TEXTE RETENU:
Protestors face off against police in riot gear (Conor Mcccaughley/Anadolu via Getty Images)

Protestors face off against police in riot gear (Conor Mcccaughley/Anadolu via Getty Images)


août 5, 2024   6 mins

« C’est ma première manifestation », explique un homme affable à personne en particulier. La manifestation anti-immigration se rassemble sur Donegall Place, là où la principale rue commerçante débouche sur la place centrale de Belfast. Face à eux se trouve une rangée de Land Rovers blindés et la police. Derrière eux, le rassemblement Unity Over Division, tous des drapeaux palestiniens. C’est là où Mick Lynch donne un discours. Quand il commence à parler de ‘la classe ouvrière’, tout le monde autour de moi rit.

Les drapeaux sont différents de ce côté de la ligne de police. Un mélange improbable de tricolores irlandais et de drapeaux de l’Union prévaut. À l’avant, des hommes tiennent une grande banderole portant l’inscription « Coolock Says No » (NDT : « Coolock dit non » en français), tandis que d’autres agitent un grand drapeau israélien. Un gars tient une petite croix hâtivement fabriquée en carton. Des jeunes masqués circulent rapidement, mais il y a des gens de tous âges ici, y compris de jeunes enfants. En me frayant un chemin à travers la foule, je passe devant deux femmes et une fille de trois ou quatre ans, toutes habillées de la même manière en rose Barbie : « Mettez-les dehors », chante la fillette avec son doux accent du sud et un joli sourire.

De temps en temps, un projectile est lancé sur la foule Unity Over Division, principalement des ballons d’eau remplis de je-ne-sais-quoi. À deux reprises, des feux d’artifice résonnent au-dessus des bâtiments environnants. « Mettez-les dehors » est le chant favori, bien qu’avec le temps et l’afflux de la foule, les rangs de devant passent à « Oh Tommy Robinson ». De l’autre côté des lignes de police résonne « La racaille nazie hors de nos rues » et un cri solitaire, plutôt guindé, de « Dépravés ! »

Finalement, la manifestation Unity se disperse. Le rassemblement anti-immigration avance, des centaines de personnes se dirigeant vers Donegall Square. Deux hommes se font face devant l’Hôtel de Ville, reculant et avançant sur la pelouse soignée, jusqu’à ce que l’un soit ramené par des amis. La foule descend sur Bradbury Place et se dirige vers le sud. Le but de la manifestation est le Centre islamique sur University Road. Une femme dans la soixantaine demande à quelle distance il se trouve. Dix, peut-être quinze minutes de marche. « Oh merde », dit-elle en levant les yeux au ciel.

DONNÉES DU LISTING:
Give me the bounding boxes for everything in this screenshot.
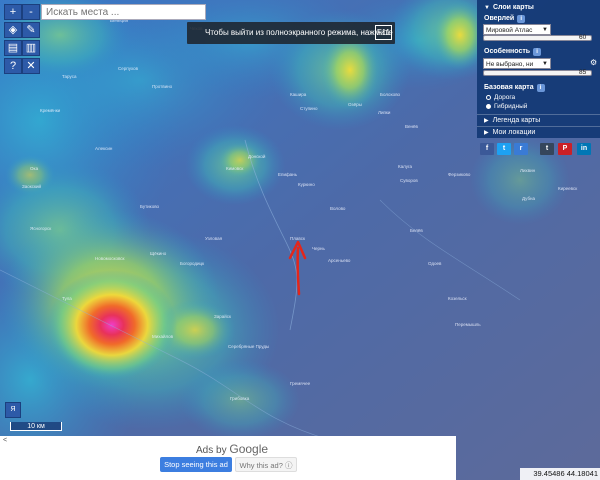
place-label: Алексин <box>95 146 113 151</box>
overlay-label: Оверлей i <box>484 15 526 23</box>
place-label: Заокский <box>22 183 41 189</box>
place-label: Щёкино <box>150 251 167 256</box>
place-label: Чернь <box>312 246 325 251</box>
place-label: Зарайск <box>214 313 231 319</box>
my-locations-row[interactable]: ▶ Мои локации <box>477 126 600 137</box>
search-input[interactable] <box>41 4 206 20</box>
basemap-label: Базовая карта i <box>484 84 545 92</box>
place-label: Богородицк <box>180 261 204 266</box>
place-label: Серпухов <box>118 66 139 71</box>
place-label: Одоев <box>428 261 442 266</box>
place-label: Новомосковск <box>95 256 125 261</box>
red-arrow-annotation <box>296 246 301 296</box>
place-label: Узловая <box>205 236 223 241</box>
place-label: Ока <box>30 166 39 171</box>
ad-label: Ads by Google <box>196 442 269 456</box>
zoom-in-button[interactable]: + <box>4 4 22 20</box>
place-label: Донской <box>248 153 266 159</box>
overlay-opacity-value: 60 <box>579 34 587 41</box>
zoom-out-button[interactable]: - <box>22 4 40 20</box>
place-label: Епифань <box>278 172 298 177</box>
place-label: Таруса <box>62 74 77 79</box>
place-label: Кремёнки <box>40 108 61 113</box>
feature-select[interactable]: Не выбрано, ни ▼ <box>483 58 551 69</box>
info-icon[interactable]: i <box>536 84 545 92</box>
why-this-ad-button[interactable]: Why this ad? ⓘ <box>235 457 297 472</box>
chevron-right-icon: ▶ <box>484 118 489 124</box>
scale-bar: 10 км <box>10 422 62 431</box>
place-label: Грибовка <box>230 396 250 401</box>
feature-opacity-slider[interactable] <box>483 70 592 76</box>
locate-icon[interactable]: ◈ <box>4 22 22 38</box>
legend-row[interactable]: ▶ Легенда карты <box>477 114 600 125</box>
basemap-radio-road[interactable]: Дорога <box>486 94 515 101</box>
linkedin-share-icon[interactable]: in <box>577 143 591 155</box>
tools-icon[interactable]: ✕ <box>22 58 40 74</box>
feature-opacity-value: 85 <box>579 69 587 76</box>
place-label: Кимовск <box>226 166 243 171</box>
overlay-opacity-slider[interactable] <box>483 35 592 41</box>
place-label: Куркино <box>298 182 315 187</box>
place-label: Ясногорск <box>30 226 51 231</box>
ad-back-icon[interactable]: < <box>3 437 7 444</box>
settings-icon[interactable]: ⚙ <box>590 58 597 67</box>
chevron-down-icon: ▼ <box>542 61 548 67</box>
chevron-right-icon: ▶ <box>484 130 489 136</box>
place-label: Дубна <box>522 196 536 201</box>
place-label: Венёв <box>405 124 418 129</box>
google-logo: Google <box>229 442 269 456</box>
my-location-button[interactable]: Я <box>5 402 21 418</box>
coordinates-readout: 39.45486 44.18041 <box>520 468 600 480</box>
layers-panel: ▼ Слои карты Оверлей i Мировой Атлас ▼ 60 О… <box>477 0 600 138</box>
place-label: Болохово <box>380 92 401 97</box>
stop-seeing-ad-button[interactable]: Stop seeing this ad <box>160 457 232 472</box>
place-label: Кашира <box>290 92 307 97</box>
place-label: Козельск <box>448 296 467 301</box>
fullscreen-banner: Чтобы выйти из полноэкранного режима, на… <box>187 22 395 44</box>
reddit-share-icon[interactable]: r <box>514 143 528 155</box>
tumblr-share-icon[interactable]: t <box>540 143 554 155</box>
place-label: Суворов <box>400 178 418 183</box>
help-button[interactable]: ? <box>4 58 22 74</box>
place-label: Протвино <box>152 84 173 89</box>
f11-key: F11 <box>375 25 392 40</box>
ad-banner: < Ads by Google Stop seeing this ad Why … <box>0 436 456 480</box>
place-label: Волово <box>330 206 346 211</box>
place-label: Перемышль <box>455 322 481 327</box>
place-label: Липки <box>378 110 391 115</box>
pinterest-share-icon[interactable]: P <box>558 143 572 155</box>
chart-icon[interactable]: ▥ <box>22 40 40 56</box>
radio-selected-icon <box>486 103 491 109</box>
place-label: Арсеньево <box>328 258 351 263</box>
basemap-radio-hybrid[interactable]: Гибридный <box>486 103 527 110</box>
place-label: Белёв <box>410 228 423 233</box>
fullscreen-message: Чтобы выйти из полноэкранного режима, на… <box>205 28 393 37</box>
place-label: Бутиково <box>140 204 160 209</box>
place-label: Озёры <box>348 102 362 107</box>
place-label: Тула <box>62 296 72 301</box>
place-label: Лихвин <box>520 168 536 173</box>
ruler-icon[interactable]: ✎ <box>22 22 40 38</box>
facebook-share-icon[interactable]: f <box>480 143 494 155</box>
place-label: Гремячее <box>290 381 311 386</box>
twitter-share-icon[interactable]: t <box>497 143 511 155</box>
info-icon[interactable]: i <box>533 48 542 56</box>
place-label: Плавск <box>290 236 305 241</box>
feature-label: Особенность i <box>484 48 542 56</box>
panel-title[interactable]: ▼ Слои карты <box>484 4 534 11</box>
place-label: Михайлов <box>152 333 174 339</box>
place-label: Киреевск <box>558 186 577 191</box>
place-label: Калуга <box>398 164 413 169</box>
print-icon[interactable]: ▤ <box>4 40 22 56</box>
place-label: Серебряные Пруды <box>228 344 269 349</box>
place-label: Ферзиково <box>448 172 471 177</box>
info-icon[interactable]: i <box>517 15 526 23</box>
radio-icon <box>486 94 491 100</box>
place-label: Ступино <box>300 106 318 111</box>
overlay-select[interactable]: Мировой Атлас ▼ <box>483 24 551 35</box>
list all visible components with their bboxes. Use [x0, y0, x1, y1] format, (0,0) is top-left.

LISTE DES EXERCICES:
1. Extrayez du récit de la manifestation à Belfast le passage compris entre « Les drapeaux sont » et « un joli sourire. », ces deux bornes incluses.
2. Prolongez le récit de la manifestation à Belfast à partir de sa dernière phrase.

RÉPONSES FOURNIES:
1.
Les drapeaux sont différents de ce côté de la ligne de police. Un mélange improbable de tricolores irlandais et de drapeaux de l’Union prévaut. À l’avant, des hommes tiennent une grande banderole portant l’inscription « Coolock Says No » (NDT : « Coolock dit non » en français), tandis que d’autres agitent un grand drapeau israélien. Un gars tient une petite croix hâtivement fabriquée en carton. Des jeunes masqués circulent rapidement, mais il y a des gens de tous âges ici, y compris de jeunes enfants. En me frayant un chemin à travers la foule, je passe devant deux femmes et une fille de trois ou quatre ans, toutes habillées de la même manière en rose Barbie : « Mettez-les dehors », chante la fillette avec son doux accent du sud et un joli sourire.

2.
La police bloque l’accès au Centre islamique avec une ligne solide de Land Rovers. La foule continue sur une route parallèle. Il s’agit de Botanic Avenue, une rue agréable avec des librairies, des bars, des cafés et des restaurants. La rumeur se répand que le bar à chicha Sahara a été attaqué. Peu de temps après, un groupe de jeunes hommes commence à traîner de grands conteneurs à déchets de restaurant au milieu de la route. La barricade improvisée est une décision née d’un pur instinct, comme des castors construisant un barrage. Il n’y a rien à barricader pour le moment — il n’y a pas de police aux alentours — alors les jeunes hommes haussent les épaules et continuent leur chemin.

La foule fait une pause de 10 minutes. Sans le Centre islamique, il n’y a pas de but. « C’est le chemin de la mosquée ? » demande plaintivement un homme. Puis quelqu’un se dirige vers la porte de l’hôtel Duke et lui donne un coup de pied. Un nouveau plan devient apparent. Les hôtels soupçonnés d’héberger des immigrants feront l’affaire. Peu de temps après, un jeune homme utilise une table de café pour essayer d’enfoncer la porte d’entrée d’un hôtel Ibis sur University Street. Les portes en verre tiennent bon. Un vétéran de la foule lui conseille : « Mets ta capuche. »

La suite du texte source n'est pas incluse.